=== PROBLEM STATEMENT ===
Count the lines below that include the word "不纯物质的质量" and write that number alone.

=== RECORDS SHOWN ===
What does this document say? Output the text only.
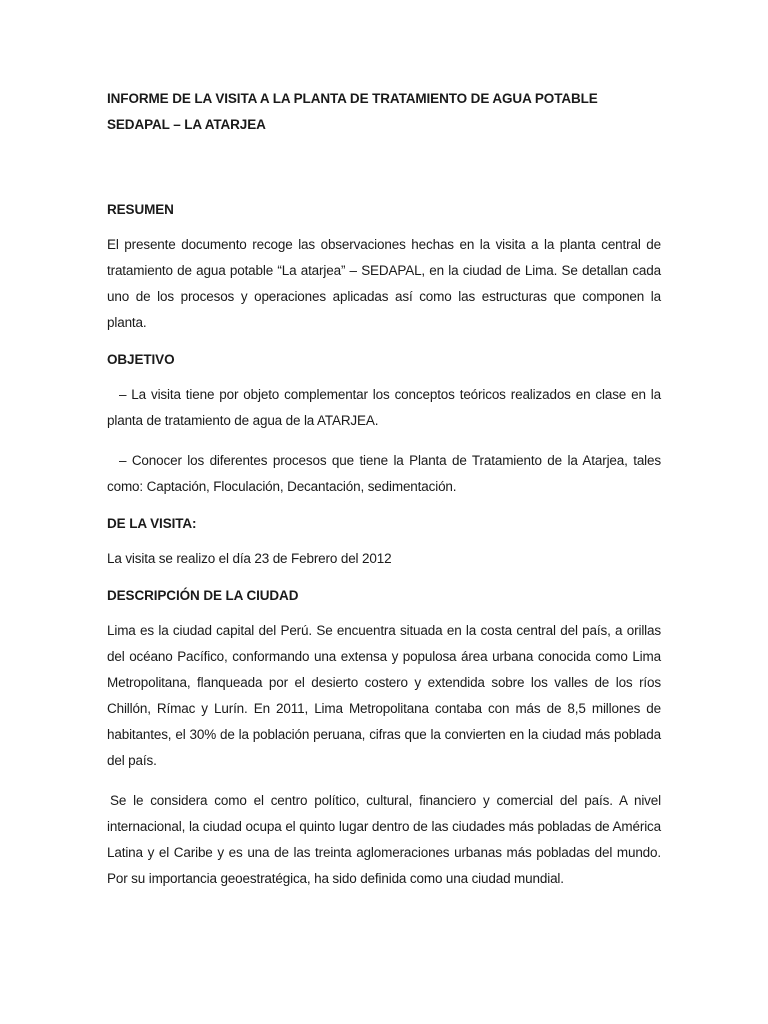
INFORME DE LA VISITA A LA PLANTA DE TRATAMIENTO DE AGUA POTABLE SEDAPAL – LA ATARJEA
RESUMEN

El presente documento recoge las observaciones hechas en la visita a la planta central de tratamiento de agua potable “La atarjea” – SEDAPAL, en la ciudad de Lima. Se detallan cada uno de los procesos y operaciones aplicadas así como las estructuras que componen la planta.

OBJETIVO

– La visita tiene por objeto complementar los conceptos teóricos realizados en clase en la planta de tratamiento de agua de la ATARJEA.

– Conocer los diferentes procesos que tiene la Planta de Tratamiento de la Atarjea, tales como: Captación, Floculación, Decantación, sedimentación.

DE LA VISITA:

La visita se realizo el día 23 de Febrero del 2012

DESCRIPCIÓN DE LA CIUDAD

Lima es la ciudad capital del Perú. Se encuentra situada en la costa central del país, a orillas del océano Pacífico, conformando una extensa y populosa área urbana conocida como Lima Metropolitana, flanqueada por el desierto costero y extendida sobre los valles de los ríos Chillón, Rímac y Lurín. En 2011, Lima Metropolitana contaba con más de 8,5 millones de habitantes, el 30% de la población peruana, cifras que la convierten en la ciudad más poblada del país.

Se le considera como el centro político, cultural, financiero y comercial del país. A nivel internacional, la ciudad ocupa el quinto lugar dentro de las ciudades más pobladas de América Latina y el Caribe y es una de las treinta aglomeraciones urbanas más pobladas del mundo. Por su importancia geoestratégica, ha sido definida como una ciudad mundial.
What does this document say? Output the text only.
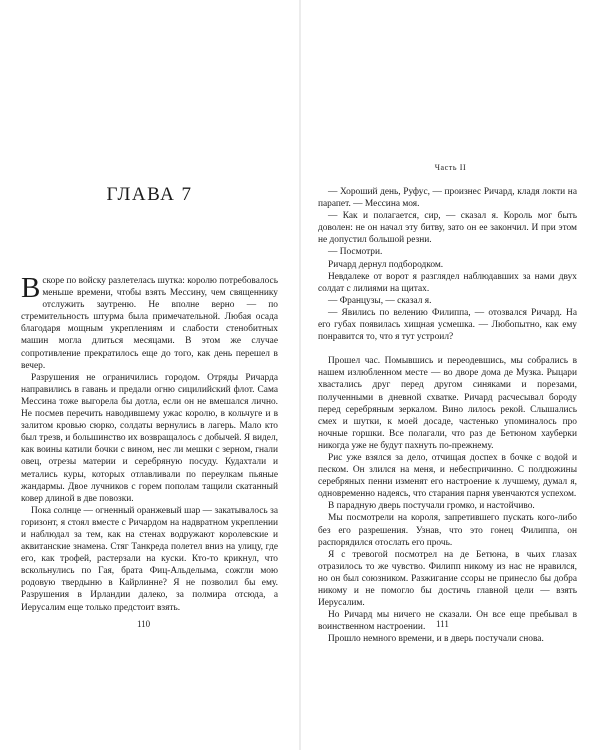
ГЛАВА 7

Вскоре по войску разлетелась шутка: королю потребовалось меньше времени, чтобы взять Мессину, чем священнику отслужить заутреню. Не вполне верно — по стремительность штурма была примечательной. Любая осада благодаря мощным укреплениям и слабости стенобитных машин могла длиться месяцами. В этом же случае сопротивление прекратилось еще до того, как день перешел в вечер.

Разрушения не ограничились городом. Отряды Ричарда направились в гавань и предали огню сицилийский флот. Сама Мессина тоже выгорела бы дотла, если он не вмешался лично. Не посмев перечить наводившему ужас королю, в кольчуге и в залитом кровью сюрко, солдаты вернулись в лагерь. Мало кто был трезв, и большинство их возвращалось с добычей. Я видел, как воины катили бочки с вином, нес ли мешки с зерном, гнали овец, отрезы материи и серебряную посуду. Кудахтали и метались куры, которых отлавливали по переулкам пьяные жандармы. Двое лучников с горем пополам тащили скатанный ковер длиной в две повозки.

Пока солнце — огненный оранжевый шар — закатывалось за горизонт, я стоял вместе с Ричардом на надвратном укреплении и наблюдал за тем, как на стенах водружают королевские и аквитанские знамена. Стяг Танкреда полетел вниз на улицу, где его, как трофей, растерзали на куски. Кто-то крикнул, что вскольнулись по Гая, брата Фиц-Альделыма, сожгли мою родовую твердыню в Кайрлинне? Я не позволил бы ему. Разрушения в Ирландии далеко, за полмира отсюда, а Иерусалим еще только предстоит взять.

110
Часть II

— Хороший день, Руфус, — произнес Ричард, кладя локти на парапет. — Мессина моя.

— Как и полагается, сир, — сказал я. Король мог быть доволен: не он начал эту битву, зато он ее закончил. И при этом не допустил большой резни.

— Посмотри.

Ричард дернул подбородком.

Невдалеке от ворот я разглядел наблюдавших за нами двух солдат с лилиями на щитах.

— Французы, — сказал я.

— Явились по велению Филиппа, — отозвался Ричард. На его губах появилась хищная усмешка. — Любопытно, как ему понравится то, что я тут устроил?

Прошел час. Помывшись и переодевшись, мы собрались в нашем излюбленном месте — во дворе дома де Музка. Рыцари хвастались друг перед другом синяками и порезами, полученными в дневной схватке. Ричард расчесывал бороду перед серебряным зеркалом. Вино лилось рекой. Слышались смех и шутки, к моей досаде, частенько упоминалось про ночные горшки. Все полагали, что раз де Бетюном хауберки никогда уже не будут пахнуть по-прежнему.

Рис уже взялся за дело, отчищая доспех в бочке с водой и песком. Он злился на меня, и небеспричинно. С полдюжины серебряных пенни изменят его настроение к лучшему, думал я, одновременно надеясь, что старания парня увенчаются успехом.

В парадную дверь постучали громко, и настойчиво.

Мы посмотрели на короля, запретившего пускать кого-либо без его разрешения. Узнав, что это гонец Филиппа, он распорядился отослать его прочь.

Я с тревогой посмотрел на де Бетюна, в чьих глазах отразилось то же чувство. Филипп никому из нас не нравился, но он был союзником. Разжигание ссоры не принесло бы добра никому и не помогло бы достичь главной цели — взять Иерусалим.

Но Ричард мы ничего не сказали. Он все еще пребывал в воинственном настроении.

Прошло немного времени, и в дверь постучали снова.

111
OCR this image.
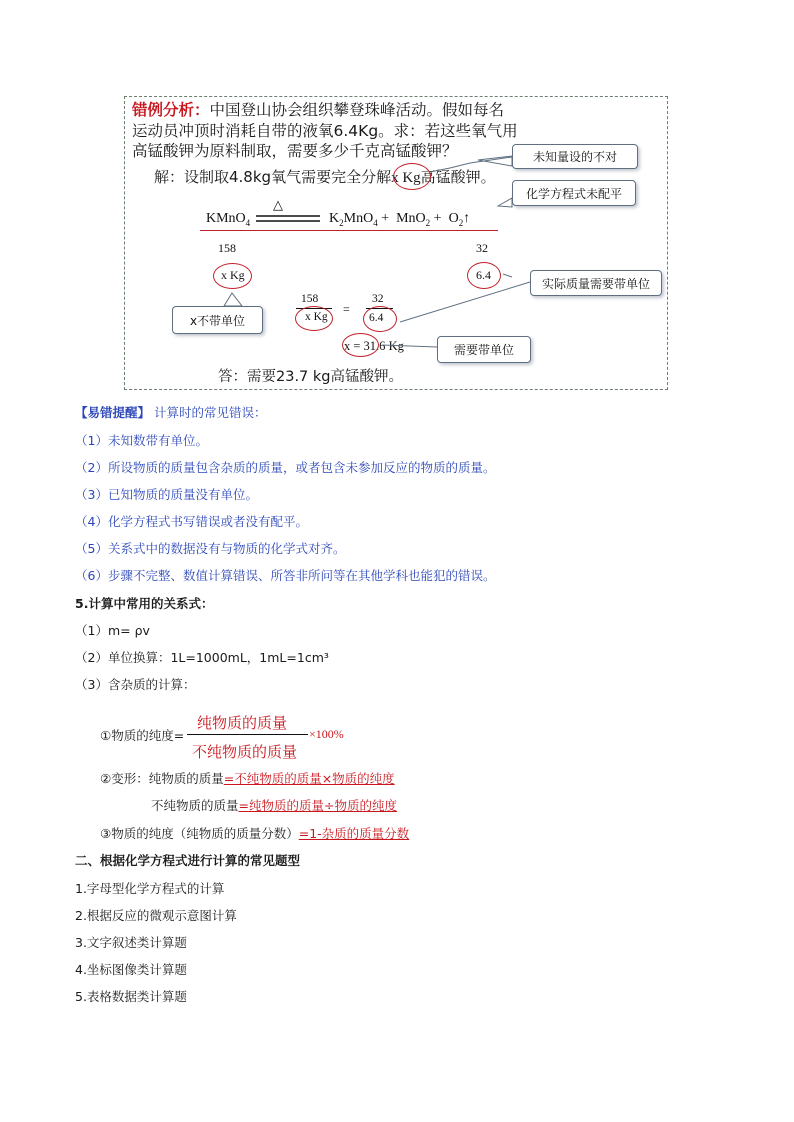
错例分析：中国登山协会组织攀登珠峰活动。假如每名
运动员冲顶时消耗自带的液氧6.4Kg。求：若这些氧气用
高锰酸钾为原料制取，需要多少千克高锰酸钾？
解：设制取4.8kg氧气需要完全分解x Kg高锰酸钾。
KMnO$_4$
△
$K_2MnO_4 + MnO_2$ + $O_2↑$
158	32
x Kg	6.4
158
x Kg
=
32
6.4
x = 31.6 Kg
答：需要23.7 kg高锰酸钾。
未知量设的不对
化学方程式未配平
实际质量需要带单位
x不带单位
需要带单位
【易错提醒】 计算时的常见错误：
（1）未知数带有单位。
（2）所设物质的质量包含杂质的质量，或者包含未参加反应的物质的质量。
（3）已知物质的质量没有单位。
（4）化学方程式书写错误或者没有配平。
（5）关系式中的数据没有与物质的化学式对齐。
（6）步骤不完整、数值计算错误、所答非所问等在其他学科也能犯的错误。
5.计算中常用的关系式：
（1）m= ρv
（2）单位换算：1L=1000mL，1mL=1cm³
（3）含杂质的计算：
①物质的纯度=
纯物质的质量
不纯物质的质量
×100%
②变形：纯物质的质量=不纯物质的质量×物质的纯度
不纯物质的质量=纯物质的质量÷物质的纯度
③物质的纯度（纯物质的质量分数）=1-杂质的质量分数
二、根据化学方程式进行计算的常见题型
1.字母型化学方程式的计算
2.根据反应的微观示意图计算
3.文字叙述类计算题
4.坐标图像类计算题
5.表格数据类计算题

=== RESULT OF THE EXERCISE ===
3